STATED TASK ▸ For the data below, work out how many lines contain the word "image" and supply only that number.

________________

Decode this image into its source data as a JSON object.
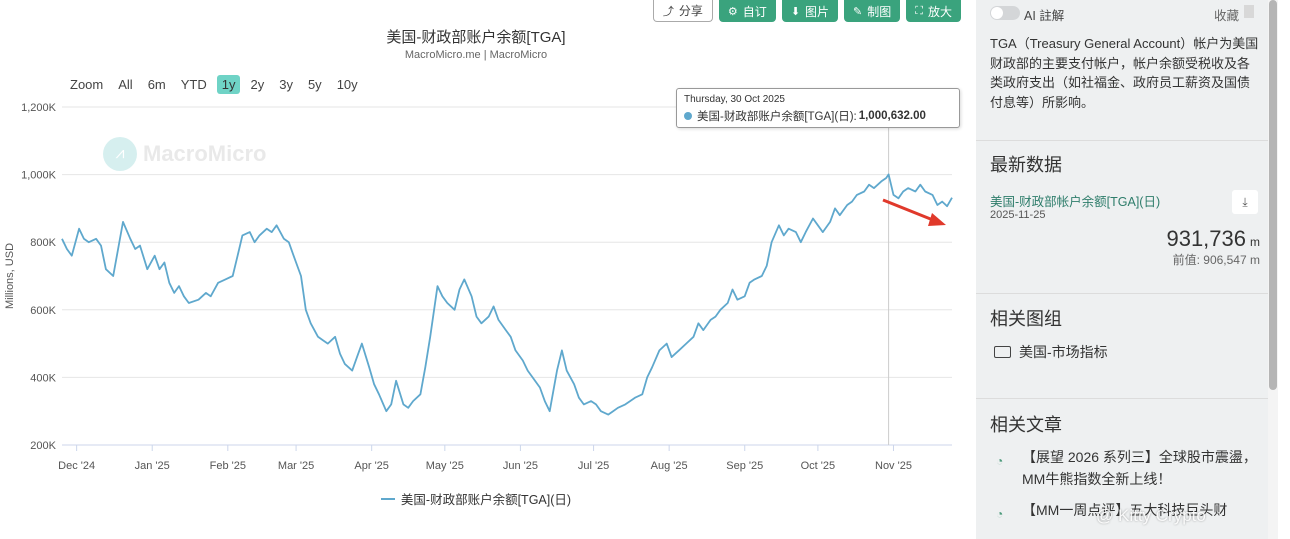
{
  "toolbar": {
    "share": "分享",
    "custom": "自订",
    "image": "图片",
    "draw": "制图",
    "enlarge": "放大"
  },
  "chart_data": {
    "type": "line",
    "title": "美国-财政部账户余额[TGA]",
    "subtitle": "MacroMicro.me | MacroMicro",
    "ylabel": "Millions, USD",
    "ylim": [
      200000,
      1200000
    ],
    "yticks": [
      200000,
      400000,
      600000,
      800000,
      1000000,
      1200000
    ],
    "ytick_labels": [
      "200K",
      "400K",
      "600K",
      "800K",
      "1,000K",
      "1,200K"
    ],
    "xticks": [
      "2024-12-01",
      "2025-01-01",
      "2025-02-01",
      "2025-03-01",
      "2025-04-01",
      "2025-05-01",
      "2025-06-01",
      "2025-07-01",
      "2025-08-01",
      "2025-09-01",
      "2025-10-01",
      "2025-11-01"
    ],
    "xtick_labels": [
      "Dec '24",
      "Jan '25",
      "Feb '25",
      "Mar '25",
      "Apr '25",
      "May '25",
      "Jun '25",
      "Jul '25",
      "Aug '25",
      "Sep '25",
      "Oct '25",
      "Nov '25"
    ],
    "xlim": [
      "2024-11-25",
      "2025-11-25"
    ],
    "grid": true,
    "legend": "bottom",
    "series": [
      {
        "name": "美国-财政部账户余额[TGA](日)",
        "color": "#5fa8cd",
        "points": [
          [
            "2024-11-25",
            810000
          ],
          [
            "2024-11-27",
            780000
          ],
          [
            "2024-11-29",
            760000
          ],
          [
            "2024-12-02",
            840000
          ],
          [
            "2024-12-04",
            810000
          ],
          [
            "2024-12-06",
            800000
          ],
          [
            "2024-12-09",
            810000
          ],
          [
            "2024-12-11",
            790000
          ],
          [
            "2024-12-13",
            720000
          ],
          [
            "2024-12-16",
            700000
          ],
          [
            "2024-12-18",
            780000
          ],
          [
            "2024-12-20",
            860000
          ],
          [
            "2024-12-23",
            810000
          ],
          [
            "2024-12-25",
            780000
          ],
          [
            "2024-12-27",
            790000
          ],
          [
            "2024-12-30",
            720000
          ],
          [
            "2025-01-02",
            760000
          ],
          [
            "2025-01-04",
            720000
          ],
          [
            "2025-01-06",
            740000
          ],
          [
            "2025-01-08",
            680000
          ],
          [
            "2025-01-10",
            650000
          ],
          [
            "2025-01-12",
            670000
          ],
          [
            "2025-01-14",
            640000
          ],
          [
            "2025-01-16",
            620000
          ],
          [
            "2025-01-20",
            630000
          ],
          [
            "2025-01-23",
            650000
          ],
          [
            "2025-01-25",
            640000
          ],
          [
            "2025-01-28",
            680000
          ],
          [
            "2025-01-31",
            690000
          ],
          [
            "2025-02-03",
            700000
          ],
          [
            "2025-02-05",
            760000
          ],
          [
            "2025-02-07",
            820000
          ],
          [
            "2025-02-10",
            830000
          ],
          [
            "2025-02-12",
            800000
          ],
          [
            "2025-02-14",
            820000
          ],
          [
            "2025-02-17",
            840000
          ],
          [
            "2025-02-19",
            830000
          ],
          [
            "2025-02-21",
            850000
          ],
          [
            "2025-02-24",
            810000
          ],
          [
            "2025-02-26",
            800000
          ],
          [
            "2025-02-28",
            760000
          ],
          [
            "2025-03-03",
            700000
          ],
          [
            "2025-03-05",
            600000
          ],
          [
            "2025-03-07",
            560000
          ],
          [
            "2025-03-10",
            520000
          ],
          [
            "2025-03-12",
            510000
          ],
          [
            "2025-03-14",
            500000
          ],
          [
            "2025-03-17",
            520000
          ],
          [
            "2025-03-19",
            470000
          ],
          [
            "2025-03-21",
            440000
          ],
          [
            "2025-03-24",
            420000
          ],
          [
            "2025-03-26",
            460000
          ],
          [
            "2025-03-28",
            500000
          ],
          [
            "2025-03-31",
            430000
          ],
          [
            "2025-04-02",
            380000
          ],
          [
            "2025-04-04",
            350000
          ],
          [
            "2025-04-07",
            300000
          ],
          [
            "2025-04-09",
            320000
          ],
          [
            "2025-04-11",
            390000
          ],
          [
            "2025-04-14",
            320000
          ],
          [
            "2025-04-16",
            310000
          ],
          [
            "2025-04-18",
            330000
          ],
          [
            "2025-04-21",
            350000
          ],
          [
            "2025-04-23",
            430000
          ],
          [
            "2025-04-25",
            520000
          ],
          [
            "2025-04-28",
            670000
          ],
          [
            "2025-04-30",
            640000
          ],
          [
            "2025-05-02",
            620000
          ],
          [
            "2025-05-05",
            600000
          ],
          [
            "2025-05-07",
            660000
          ],
          [
            "2025-05-09",
            690000
          ],
          [
            "2025-05-12",
            640000
          ],
          [
            "2025-05-14",
            580000
          ],
          [
            "2025-05-16",
            560000
          ],
          [
            "2025-05-19",
            580000
          ],
          [
            "2025-05-21",
            610000
          ],
          [
            "2025-05-23",
            570000
          ],
          [
            "2025-05-26",
            540000
          ],
          [
            "2025-05-28",
            520000
          ],
          [
            "2025-05-30",
            480000
          ],
          [
            "2025-06-02",
            450000
          ],
          [
            "2025-06-04",
            420000
          ],
          [
            "2025-06-06",
            400000
          ],
          [
            "2025-06-09",
            370000
          ],
          [
            "2025-06-11",
            330000
          ],
          [
            "2025-06-13",
            300000
          ],
          [
            "2025-06-16",
            420000
          ],
          [
            "2025-06-18",
            480000
          ],
          [
            "2025-06-20",
            420000
          ],
          [
            "2025-06-23",
            380000
          ],
          [
            "2025-06-25",
            340000
          ],
          [
            "2025-06-27",
            320000
          ],
          [
            "2025-06-30",
            330000
          ],
          [
            "2025-07-02",
            320000
          ],
          [
            "2025-07-04",
            300000
          ],
          [
            "2025-07-07",
            290000
          ],
          [
            "2025-07-09",
            300000
          ],
          [
            "2025-07-11",
            310000
          ],
          [
            "2025-07-14",
            320000
          ],
          [
            "2025-07-16",
            330000
          ],
          [
            "2025-07-18",
            340000
          ],
          [
            "2025-07-21",
            350000
          ],
          [
            "2025-07-23",
            400000
          ],
          [
            "2025-07-25",
            430000
          ],
          [
            "2025-07-28",
            480000
          ],
          [
            "2025-07-31",
            500000
          ],
          [
            "2025-08-02",
            460000
          ],
          [
            "2025-08-05",
            480000
          ],
          [
            "2025-08-08",
            500000
          ],
          [
            "2025-08-11",
            520000
          ],
          [
            "2025-08-13",
            560000
          ],
          [
            "2025-08-15",
            540000
          ],
          [
            "2025-08-18",
            570000
          ],
          [
            "2025-08-20",
            580000
          ],
          [
            "2025-08-22",
            600000
          ],
          [
            "2025-08-25",
            620000
          ],
          [
            "2025-08-27",
            660000
          ],
          [
            "2025-08-29",
            630000
          ],
          [
            "2025-09-01",
            640000
          ],
          [
            "2025-09-03",
            680000
          ],
          [
            "2025-09-05",
            690000
          ],
          [
            "2025-09-08",
            700000
          ],
          [
            "2025-09-10",
            730000
          ],
          [
            "2025-09-12",
            800000
          ],
          [
            "2025-09-15",
            850000
          ],
          [
            "2025-09-17",
            820000
          ],
          [
            "2025-09-19",
            840000
          ],
          [
            "2025-09-22",
            830000
          ],
          [
            "2025-09-24",
            800000
          ],
          [
            "2025-09-26",
            830000
          ],
          [
            "2025-09-29",
            870000
          ],
          [
            "2025-10-01",
            850000
          ],
          [
            "2025-10-03",
            830000
          ],
          [
            "2025-10-06",
            860000
          ],
          [
            "2025-10-08",
            900000
          ],
          [
            "2025-10-10",
            880000
          ],
          [
            "2025-10-13",
            910000
          ],
          [
            "2025-10-15",
            920000
          ],
          [
            "2025-10-17",
            940000
          ],
          [
            "2025-10-20",
            950000
          ],
          [
            "2025-10-22",
            970000
          ],
          [
            "2025-10-24",
            960000
          ],
          [
            "2025-10-27",
            980000
          ],
          [
            "2025-10-29",
            990000
          ],
          [
            "2025-10-30",
            1000632
          ],
          [
            "2025-11-01",
            940000
          ],
          [
            "2025-11-03",
            930000
          ],
          [
            "2025-11-05",
            950000
          ],
          [
            "2025-11-07",
            960000
          ],
          [
            "2025-11-10",
            950000
          ],
          [
            "2025-11-12",
            970000
          ],
          [
            "2025-11-14",
            950000
          ],
          [
            "2025-11-17",
            940000
          ],
          [
            "2025-11-19",
            910000
          ],
          [
            "2025-11-21",
            920000
          ],
          [
            "2025-11-23",
            906547
          ],
          [
            "2025-11-25",
            931736
          ]
        ]
      }
    ]
  },
  "zoom": {
    "label": "Zoom",
    "buttons": [
      "All",
      "6m",
      "YTD",
      "1y",
      "2y",
      "3y",
      "5y",
      "10y"
    ],
    "active": "1y"
  },
  "tooltip": {
    "date": "Thursday, 30 Oct 2025",
    "series": "美国-财政部账户余额[TGA](日):",
    "value": "1,000,632.00"
  },
  "legend": {
    "label": "美国-财政部账户余额[TGA](日)"
  },
  "watermark": "MacroMicro",
  "sidebar": {
    "ai_label": "AI 註解",
    "fav_label": "收藏",
    "description": "TGA（Treasury General Account）帐户为美国财政部的主要支付帐户，帐户余额受税收及各类政府支出（如社福金、政府员工薪资及国债付息等）所影响。",
    "latest_title": "最新数据",
    "latest_name": "美国-财政部帐户余额[TGA](日)",
    "latest_date": "2025-11-25",
    "latest_value": "931,736",
    "latest_unit": "m",
    "prev_value": "前值: 906,547 m",
    "group_title": "相关图组",
    "group_item": "美国-市场指标",
    "articles_title": "相关文章",
    "articles": [
      "【展望 2026 系列三】全球股市震盪，MM牛熊指数全新上线！",
      "【MM一周点评】五大科技巨头财"
    ]
  },
  "site_watermark": "@ Kitty Crypto"
}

________________

CORRECT RESULT ▸ 2